What you are asked to do :: The material below should be written out in full and exactly; pictures stay out of the copy.

Working data ::
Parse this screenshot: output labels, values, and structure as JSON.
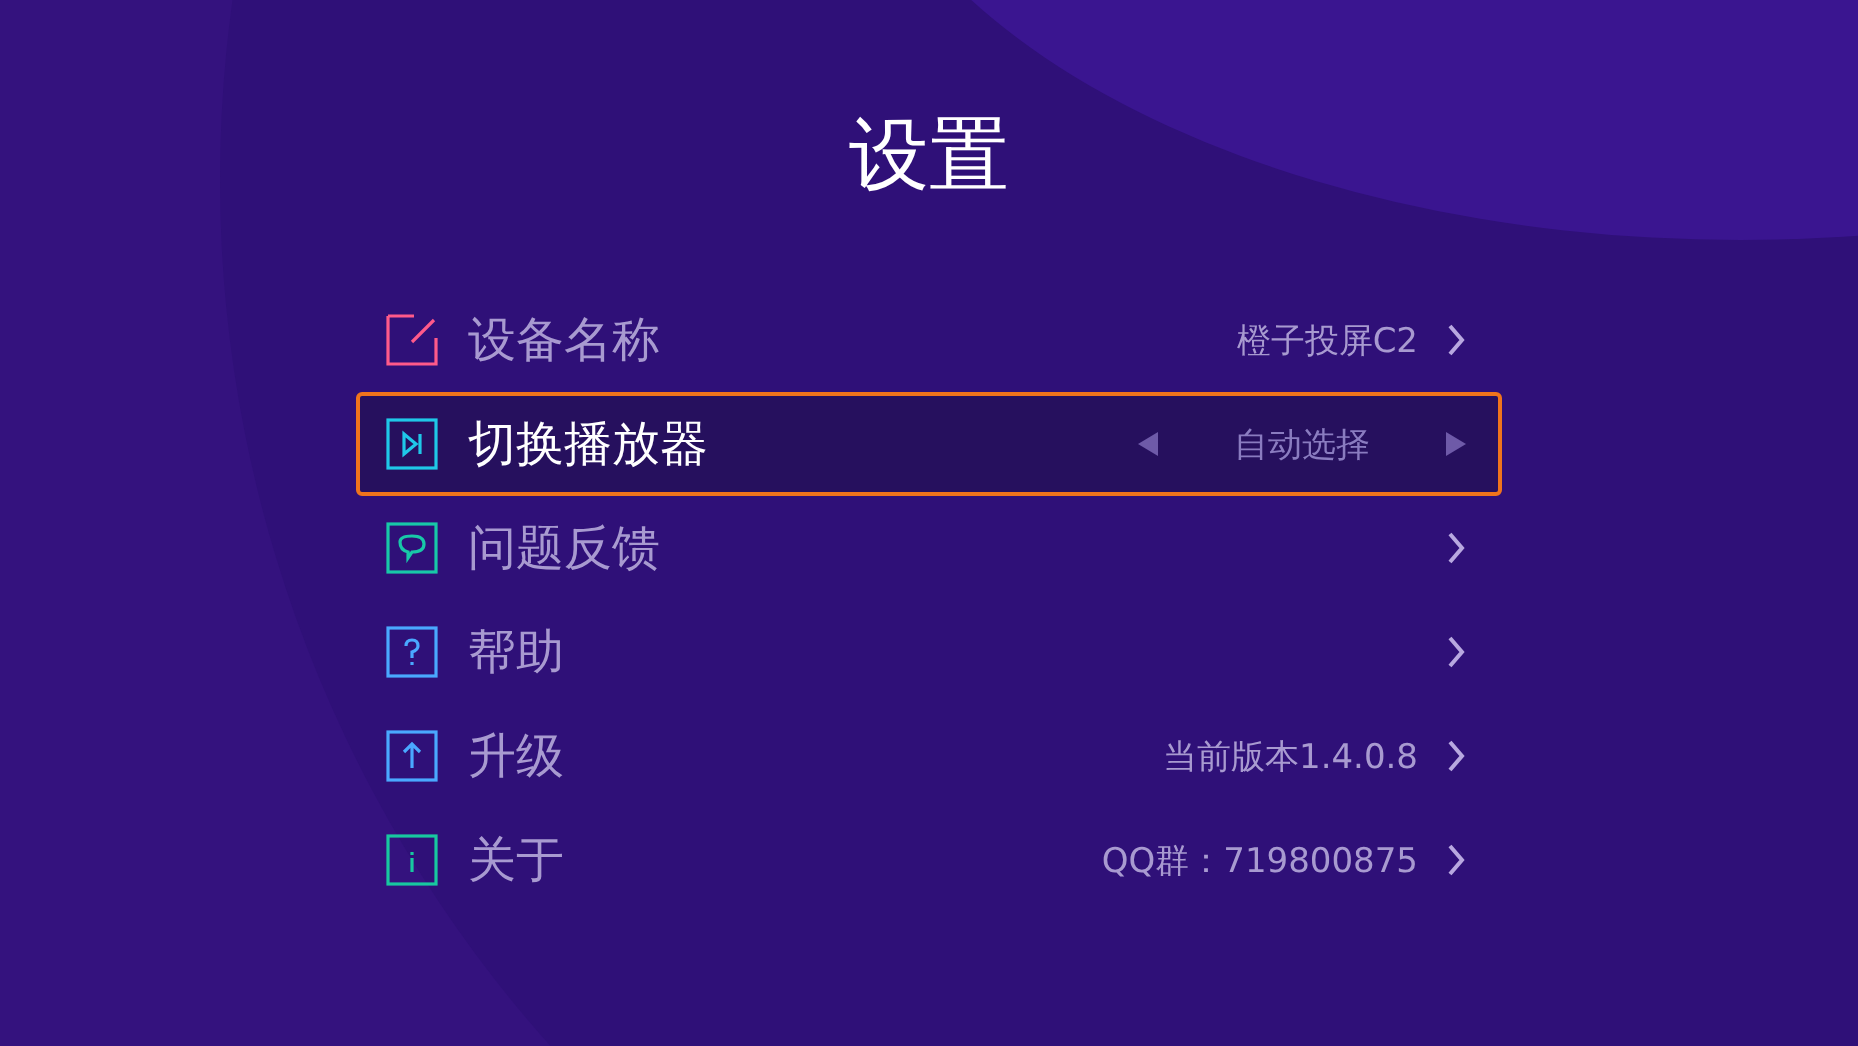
{
  "title": "设置",
  "items": [
    {
      "label": "设备名称",
      "kind": "link",
      "value": "橙子投屏C2",
      "selected": false
    },
    {
      "label": "切换播放器",
      "kind": "selector",
      "value": "自动选择",
      "selected": true
    },
    {
      "label": "问题反馈",
      "kind": "link",
      "selected": false
    },
    {
      "label": "帮助",
      "kind": "link",
      "selected": false
    },
    {
      "label": "升级",
      "kind": "link",
      "value": "当前版本1.4.0.8",
      "selected": false
    },
    {
      "label": "关于",
      "kind": "link",
      "value": "QQ群：719800875",
      "selected": false
    }
  ]
}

Written response ::
Parse this screenshot: output labels, values, and structure as JSON.
{
  "title": "设置",
  "items": [
    {
      "label": "设备名称",
      "kind": "link",
      "value": "橙子投屏C2",
      "selected": false
    },
    {
      "label": "切换播放器",
      "kind": "selector",
      "value": "自动选择",
      "selected": true
    },
    {
      "label": "问题反馈",
      "kind": "link",
      "selected": false
    },
    {
      "label": "帮助",
      "kind": "link",
      "selected": false
    },
    {
      "label": "升级",
      "kind": "link",
      "value": "当前版本1.4.0.8",
      "selected": false
    },
    {
      "label": "关于",
      "kind": "link",
      "value": "QQ群：719800875",
      "selected": false
    }
  ]
}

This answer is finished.